▶ YOUR GOAL:
Copy out all lines of the records in which the word "ГОСТ" appears.

▶ AVAILABLE RECORDS:

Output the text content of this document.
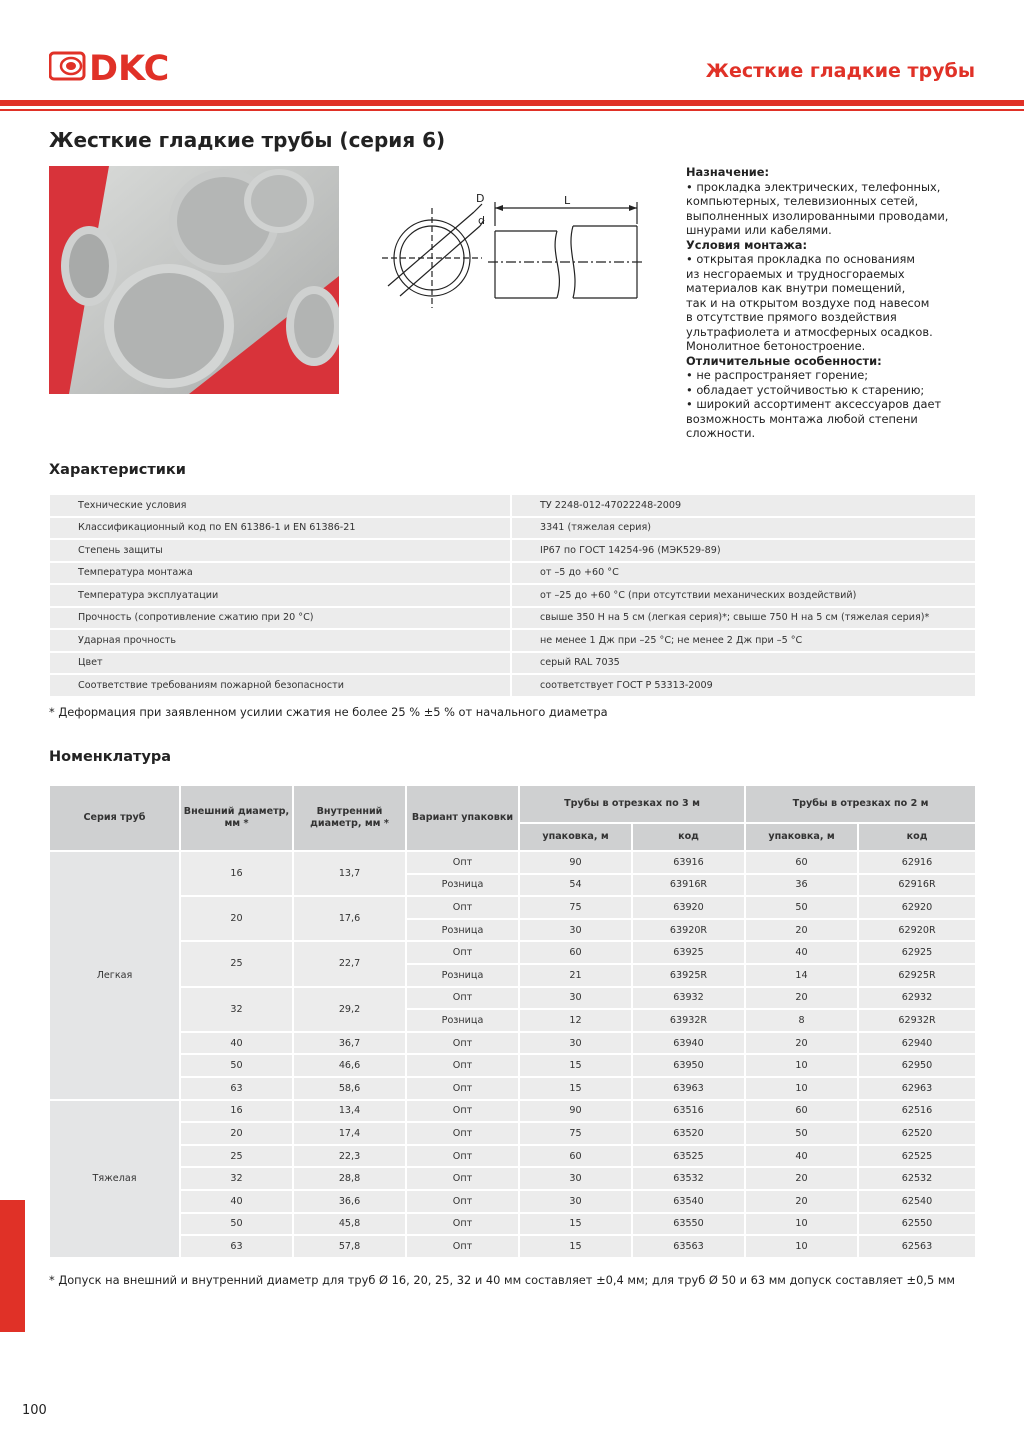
DKC	Жесткие гладкие трубы
Жесткие гладкие трубы (серия 6)
D
d
L
Назначение:
• прокладка электрических, телефонных,
компьютерных, телевизионных сетей,
выполненных изолированными проводами,
шнурами или кабелями.
Условия монтажа:
• открытая прокладка по основаниям
из несгораемых и трудносгораемых
материалов как внутри помещений,
так и на открытом воздухе под навесом
в отсутствие прямого воздействия
ультрафиолета и атмосферных осадков.
Монолитное бетоностроение.
Отличительные особенности:
• не распространяет горение;
• обладает устойчивостью к старению;
• широкий ассортимент аксессуаров дает
возможность монтажа любой степени
сложности.
Характеристики
Технические условия	ТУ 2248-012-47022248-2009
Классификационный код по EN 61386-1 и EN 61386-21	3341 (тяжелая серия)
Степень защиты	IP67 по ГОСТ 14254-96 (МЭК529-89)
Температура монтажа	от –5 до +60 °С
Температура эксплуатации	от –25 до +60 °С (при отсутствии механических воздействий)
Прочность (сопротивление сжатию при 20 °С)	свыше 350 Н на 5 см (легкая серия)*; свыше 750 Н на 5 см (тяжелая серия)*
Ударная прочность	не менее 1 Дж при –25 °С; не менее 2 Дж при –5 °С
Цвет	серый RAL 7035
Соответствие требованиям пожарной безопасности	соответствует ГОСТ Р 53313-2009
* Деформация при заявленном усилии сжатия не более 25 % ±5 % от начального диаметра
Номенклатура
Серия труб	Внешний диаметр, мм *	Внутренний диаметр, мм *	Вариант упаковки	Трубы в отрезках по 3 м		Трубы в отрезках по 2 м	
				упаковка, м	код	упаковка, м	код
Легкая	16	13,7	Опт	90	63916	60	62916
			Розница	54	63916R	36	62916R
	20	17,6	Опт	75	63920	50	62920
			Розница	30	63920R	20	62920R
	25	22,7	Опт	60	63925	40	62925
			Розница	21	63925R	14	62925R
	32	29,2	Опт	30	63932	20	62932
			Розница	12	63932R	8	62932R
	40	36,7	Опт	30	63940	20	62940
	50	46,6	Опт	15	63950	10	62950
	63	58,6	Опт	15	63963	10	62963
Тяжелая	16	13,4	Опт	90	63516	60	62516
	20	17,4	Опт	75	63520	50	62520
	25	22,3	Опт	60	63525	40	62525
	32	28,8	Опт	30	63532	20	62532
	40	36,6	Опт	30	63540	20	62540
	50	45,8	Опт	15	63550	10	62550
	63	57,8	Опт	15	63563	10	62563
* Допуск на внешний и внутренний диаметр для труб Ø 16, 20, 25, 32 и 40 мм составляет ±0,4 мм; для труб Ø 50 и 63 мм допуск составляет ±0,5 мм
100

▶ TASK ANSWER:
Степень защиты	IP67 по ГОСТ 14254-96 (МЭК529-89)
Соответствие требованиям пожарной безопасности	соответствует ГОСТ Р 53313-2009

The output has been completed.